* Start Material *

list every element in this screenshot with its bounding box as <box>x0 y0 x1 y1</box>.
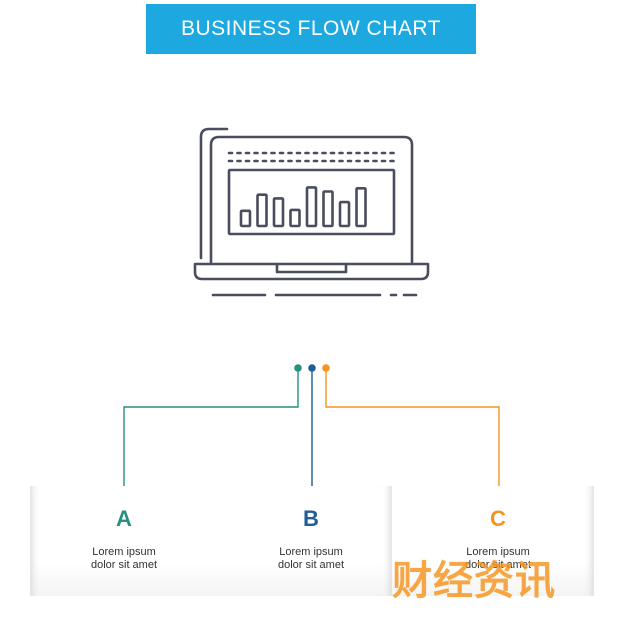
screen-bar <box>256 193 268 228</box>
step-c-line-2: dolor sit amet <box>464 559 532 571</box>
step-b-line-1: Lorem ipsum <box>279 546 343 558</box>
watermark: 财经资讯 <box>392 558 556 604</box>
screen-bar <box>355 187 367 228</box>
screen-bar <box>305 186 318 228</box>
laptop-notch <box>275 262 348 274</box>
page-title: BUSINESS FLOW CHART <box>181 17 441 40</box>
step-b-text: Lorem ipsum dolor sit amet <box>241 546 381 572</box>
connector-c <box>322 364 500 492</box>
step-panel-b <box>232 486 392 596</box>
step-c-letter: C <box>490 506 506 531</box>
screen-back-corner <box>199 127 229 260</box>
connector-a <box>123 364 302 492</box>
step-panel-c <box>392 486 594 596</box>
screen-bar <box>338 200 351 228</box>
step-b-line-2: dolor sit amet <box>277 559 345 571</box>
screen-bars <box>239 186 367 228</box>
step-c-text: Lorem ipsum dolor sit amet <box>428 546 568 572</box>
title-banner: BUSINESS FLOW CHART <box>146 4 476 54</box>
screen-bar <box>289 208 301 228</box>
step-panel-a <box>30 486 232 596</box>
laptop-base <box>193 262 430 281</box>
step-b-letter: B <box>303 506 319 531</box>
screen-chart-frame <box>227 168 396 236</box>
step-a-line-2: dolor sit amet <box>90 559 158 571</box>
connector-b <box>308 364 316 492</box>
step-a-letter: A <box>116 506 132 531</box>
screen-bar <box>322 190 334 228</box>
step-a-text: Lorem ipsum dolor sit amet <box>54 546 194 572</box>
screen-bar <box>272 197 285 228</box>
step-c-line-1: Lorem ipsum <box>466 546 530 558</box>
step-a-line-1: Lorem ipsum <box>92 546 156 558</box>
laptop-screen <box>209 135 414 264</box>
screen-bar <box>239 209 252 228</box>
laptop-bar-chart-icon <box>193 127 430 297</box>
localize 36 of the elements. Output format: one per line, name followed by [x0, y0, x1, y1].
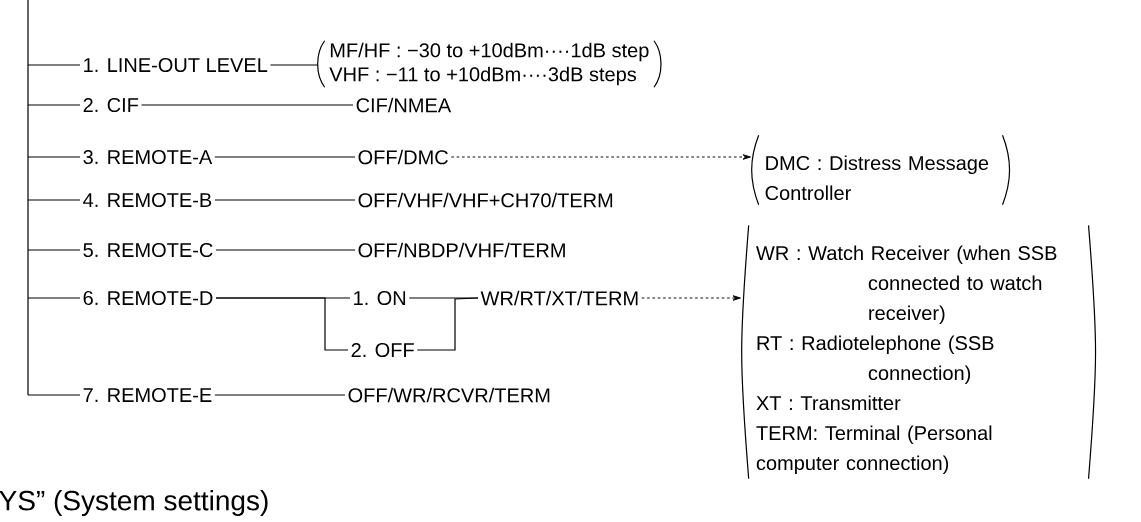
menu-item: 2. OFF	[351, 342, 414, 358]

* End Material *

Task goal:
Rewrite every line of the entries above as a numbered list, skipping blank lines and omitting the pictures.

Task result:
1. list every element in this screenshot with its bounding box as <box>x0 y0 x1 y1</box>.
2. screen-bar <box>256 193 268 228</box>
3. step-c-line-2: dolor sit amet <box>464 559 532 571</box>
4. step-b-line-1: Lorem ipsum <box>279 546 343 558</box>
5. watermark: 财经资讯 <box>392 558 556 604</box>
6. screen-bar <box>355 187 367 228</box>
7. screen-bar <box>305 186 318 228</box>
8. laptop-notch <box>275 262 348 274</box>
9. page-title: BUSINESS FLOW CHART <box>181 17 441 40</box>
10. step-b-text: Lorem ipsum dolor sit amet <box>241 546 381 572</box>
11. connector-c <box>322 364 500 492</box>
12. step-panel-b <box>232 486 392 596</box>
13. step-c-letter: C <box>490 506 506 531</box>
14. screen-back-corner <box>199 127 229 260</box>
15. connector-a <box>123 364 302 492</box>
16. step-panel-c <box>392 486 594 596</box>
17. screen-bar <box>338 200 351 228</box>
18. step-b-line-2: dolor sit amet <box>277 559 345 571</box>
19. screen-bars <box>239 186 367 228</box>
20. step-c-text: Lorem ipsum dolor sit amet <box>428 546 568 572</box>
21. title-banner: BUSINESS FLOW CHART <box>146 4 476 54</box>
22. screen-bar <box>289 208 301 228</box>
23. step-panel-a <box>30 486 232 596</box>
24. laptop-base <box>193 262 430 281</box>
25. step-b-letter: B <box>303 506 319 531</box>
26. screen-chart-frame <box>227 168 396 236</box>
27. step-a-line-2: dolor sit amet <box>90 559 158 571</box>
28. connector-b <box>308 364 316 492</box>
29. step-a-letter: A <box>116 506 132 531</box>
30. screen-bar <box>322 190 334 228</box>
31. step-a-text: Lorem ipsum dolor sit amet <box>54 546 194 572</box>
32. screen-bar <box>272 197 285 228</box>
33. step-c-line-1: Lorem ipsum <box>466 546 530 558</box>
34. step-a-line-1: Lorem ipsum <box>92 546 156 558</box>
35. laptop-screen <box>209 135 414 264</box>
36. screen-bar <box>239 209 252 228</box>
37. laptop-bar-chart-icon <box>193 127 430 297</box>
38. localize 36 of the elements. Output format: one per line, name followed by [x0, y0, x1, y1].
39. menu-item: 2. OFF	[351, 342, 414, 358]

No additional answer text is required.